Aim
Please reproduce every record, keeping each one exactly as written.

== Data listing ==

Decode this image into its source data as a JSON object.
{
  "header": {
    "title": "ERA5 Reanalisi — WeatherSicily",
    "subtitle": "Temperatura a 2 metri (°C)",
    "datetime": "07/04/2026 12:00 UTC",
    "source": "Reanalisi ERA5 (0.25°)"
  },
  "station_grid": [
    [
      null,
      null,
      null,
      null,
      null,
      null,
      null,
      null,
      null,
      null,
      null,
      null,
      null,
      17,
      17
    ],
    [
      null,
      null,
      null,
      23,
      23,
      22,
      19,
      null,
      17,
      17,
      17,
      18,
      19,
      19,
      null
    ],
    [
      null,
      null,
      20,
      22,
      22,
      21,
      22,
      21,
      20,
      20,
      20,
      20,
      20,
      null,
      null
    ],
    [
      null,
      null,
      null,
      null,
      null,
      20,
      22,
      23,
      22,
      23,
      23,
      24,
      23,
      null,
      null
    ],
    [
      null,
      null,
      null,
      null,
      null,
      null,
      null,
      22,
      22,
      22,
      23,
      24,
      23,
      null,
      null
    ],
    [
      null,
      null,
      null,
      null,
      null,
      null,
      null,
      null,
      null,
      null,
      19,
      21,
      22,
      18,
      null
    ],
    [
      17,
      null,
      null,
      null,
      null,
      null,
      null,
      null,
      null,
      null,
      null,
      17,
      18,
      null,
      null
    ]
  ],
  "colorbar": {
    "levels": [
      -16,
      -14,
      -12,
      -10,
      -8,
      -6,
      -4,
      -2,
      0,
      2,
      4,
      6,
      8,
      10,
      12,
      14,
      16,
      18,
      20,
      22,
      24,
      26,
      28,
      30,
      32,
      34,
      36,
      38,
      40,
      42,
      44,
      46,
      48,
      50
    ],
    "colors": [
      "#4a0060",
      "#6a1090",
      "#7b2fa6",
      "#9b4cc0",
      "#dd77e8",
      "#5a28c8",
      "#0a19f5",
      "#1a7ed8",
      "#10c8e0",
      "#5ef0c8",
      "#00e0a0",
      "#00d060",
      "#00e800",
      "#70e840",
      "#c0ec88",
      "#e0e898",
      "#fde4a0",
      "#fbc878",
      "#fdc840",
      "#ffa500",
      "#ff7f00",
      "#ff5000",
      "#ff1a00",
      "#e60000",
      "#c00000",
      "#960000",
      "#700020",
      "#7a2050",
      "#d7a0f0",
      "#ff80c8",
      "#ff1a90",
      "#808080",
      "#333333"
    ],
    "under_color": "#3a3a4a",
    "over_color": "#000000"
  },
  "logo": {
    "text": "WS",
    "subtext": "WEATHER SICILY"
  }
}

===

Reply
Decode this image into its source data as a JSON object.
{
  "header": {
    "title": "ERA5 Reanalisi — WeatherSicily",
    "subtitle": "Temperatura a 2 metri (°C)",
    "datetime": "07/04/2026 12:00 UTC",
    "source": "Reanalisi ERA5 (0.25°)"
  },
  "station_grid": [
    [
      null,
      null,
      null,
      null,
      null,
      null,
      null,
      null,
      null,
      null,
      null,
      null,
      null,
      17,
      17
    ],
    [
      null,
      null,
      null,
      23,
      23,
      22,
      19,
      null,
      17,
      17,
      17,
      18,
      19,
      19,
      null
    ],
    [
      null,
      null,
      20,
      22,
      22,
      21,
      22,
      21,
      20,
      20,
      20,
      20,
      20,
      null,
      null
    ],
    [
      null,
      null,
      null,
      null,
      null,
      20,
      22,
      23,
      22,
      23,
      23,
      24,
      23,
      null,
      null
    ],
    [
      null,
      null,
      null,
      null,
      null,
      null,
      null,
      22,
      22,
      22,
      23,
      24,
      23,
      null,
      null
    ],
    [
      null,
      null,
      null,
      null,
      null,
      null,
      null,
      null,
      null,
      null,
      19,
      21,
      22,
      18,
      null
    ],
    [
      17,
      null,
      null,
      null,
      null,
      null,
      null,
      null,
      null,
      null,
      null,
      17,
      18,
      null,
      null
    ]
  ],
  "colorbar": {
    "levels": [
      -16,
      -14,
      -12,
      -10,
      -8,
      -6,
      -4,
      -2,
      0,
      2,
      4,
      6,
      8,
      10,
      12,
      14,
      16,
      18,
      20,
      22,
      24,
      26,
      28,
      30,
      32,
      34,
      36,
      38,
      40,
      42,
      44,
      46,
      48,
      50
    ],
    "colors": [
      "#4a0060",
      "#6a1090",
      "#7b2fa6",
      "#9b4cc0",
      "#dd77e8",
      "#5a28c8",
      "#0a19f5",
      "#1a7ed8",
      "#10c8e0",
      "#5ef0c8",
      "#00e0a0",
      "#00d060",
      "#00e800",
      "#70e840",
      "#c0ec88",
      "#e0e898",
      "#fde4a0",
      "#fbc878",
      "#fdc840",
      "#ffa500",
      "#ff7f00",
      "#ff5000",
      "#ff1a00",
      "#e60000",
      "#c00000",
      "#960000",
      "#700020",
      "#7a2050",
      "#d7a0f0",
      "#ff80c8",
      "#ff1a90",
      "#808080",
      "#333333"
    ],
    "under_color": "#3a3a4a",
    "over_color": "#000000"
  },
  "logo": {
    "text": "WS",
    "subtext": "WEATHER SICILY"
  }
}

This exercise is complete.